* [DO THIS]: Output the entries below exactly as written, omitting pictures.

* [DATA FOR PROCESSING]:
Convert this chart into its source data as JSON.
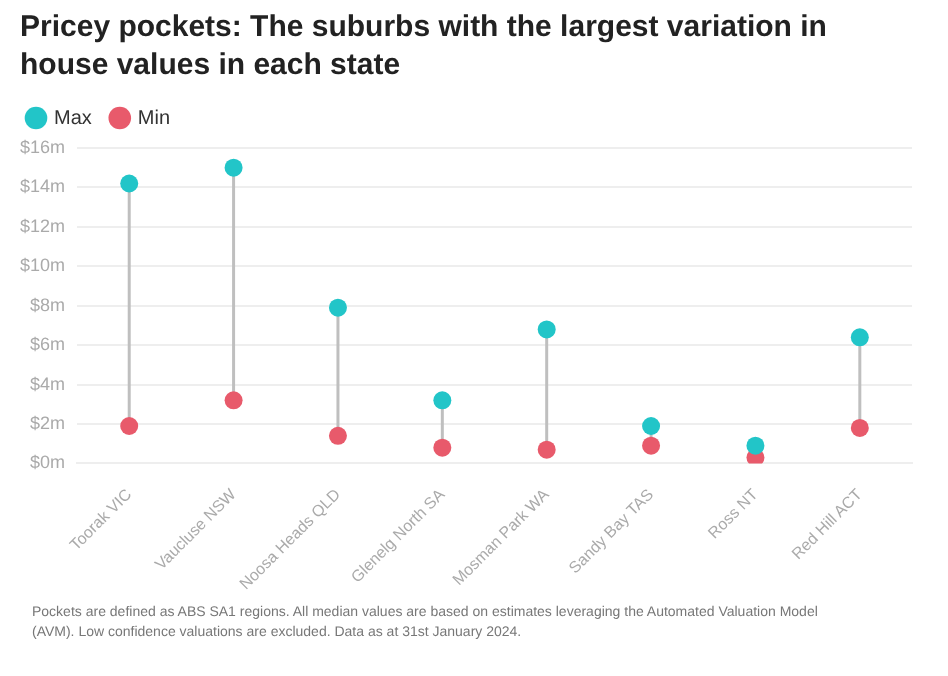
{
  "chart_data": {
    "type": "scatter",
    "title": "Pricey pockets: The suburbs with the largest variation in house values in each state",
    "categories": [
      "Toorak VIC",
      "Vaucluse NSW",
      "Noosa Heads QLD",
      "Glenelg North SA",
      "Mosman Park WA",
      "Sandy Bay TAS",
      "Ross NT",
      "Red Hill ACT"
    ],
    "series": [
      {
        "name": "Max",
        "color": "#22c5c8",
        "values": [
          14.2,
          15.0,
          7.9,
          3.2,
          6.8,
          1.9,
          0.9,
          6.4
        ]
      },
      {
        "name": "Min",
        "color": "#e85a6b",
        "values": [
          1.9,
          3.2,
          1.4,
          0.8,
          0.7,
          0.9,
          0.3,
          1.8
        ]
      }
    ],
    "ylim": [
      0,
      16
    ],
    "yticks": [
      {
        "value": 0,
        "label": "$0m"
      },
      {
        "value": 2,
        "label": "$2m"
      },
      {
        "value": 4,
        "label": "$4m"
      },
      {
        "value": 6,
        "label": "$6m"
      },
      {
        "value": 8,
        "label": "$8m"
      },
      {
        "value": 10,
        "label": "$10m"
      },
      {
        "value": 12,
        "label": "$12m"
      },
      {
        "value": 14,
        "label": "$14m"
      },
      {
        "value": 16,
        "label": "$16m"
      }
    ],
    "grid": "y",
    "legend": "top left",
    "marker": "circle",
    "annotations": [
      "Pockets are defined as ABS SA1 regions. All median values are based on estimates leveraging the Automated Valuation Model (AVM). Low confidence valuations are excluded. Data as at 31st January 2024."
    ]
  }
}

* [FULL ANSWER]:
Convert this chart into its source data as JSON.
{
  "chart_data": {
    "type": "scatter",
    "title": "Pricey pockets: The suburbs with the largest variation in house values in each state",
    "categories": [
      "Toorak VIC",
      "Vaucluse NSW",
      "Noosa Heads QLD",
      "Glenelg North SA",
      "Mosman Park WA",
      "Sandy Bay TAS",
      "Ross NT",
      "Red Hill ACT"
    ],
    "series": [
      {
        "name": "Max",
        "color": "#22c5c8",
        "values": [
          14.2,
          15.0,
          7.9,
          3.2,
          6.8,
          1.9,
          0.9,
          6.4
        ]
      },
      {
        "name": "Min",
        "color": "#e85a6b",
        "values": [
          1.9,
          3.2,
          1.4,
          0.8,
          0.7,
          0.9,
          0.3,
          1.8
        ]
      }
    ],
    "ylim": [
      0,
      16
    ],
    "yticks": [
      {
        "value": 0,
        "label": "$0m"
      },
      {
        "value": 2,
        "label": "$2m"
      },
      {
        "value": 4,
        "label": "$4m"
      },
      {
        "value": 6,
        "label": "$6m"
      },
      {
        "value": 8,
        "label": "$8m"
      },
      {
        "value": 10,
        "label": "$10m"
      },
      {
        "value": 12,
        "label": "$12m"
      },
      {
        "value": 14,
        "label": "$14m"
      },
      {
        "value": 16,
        "label": "$16m"
      }
    ],
    "grid": "y",
    "legend": "top left",
    "marker": "circle",
    "annotations": [
      "Pockets are defined as ABS SA1 regions. All median values are based on estimates leveraging the Automated Valuation Model (AVM). Low confidence valuations are excluded. Data as at 31st January 2024."
    ]
  }
}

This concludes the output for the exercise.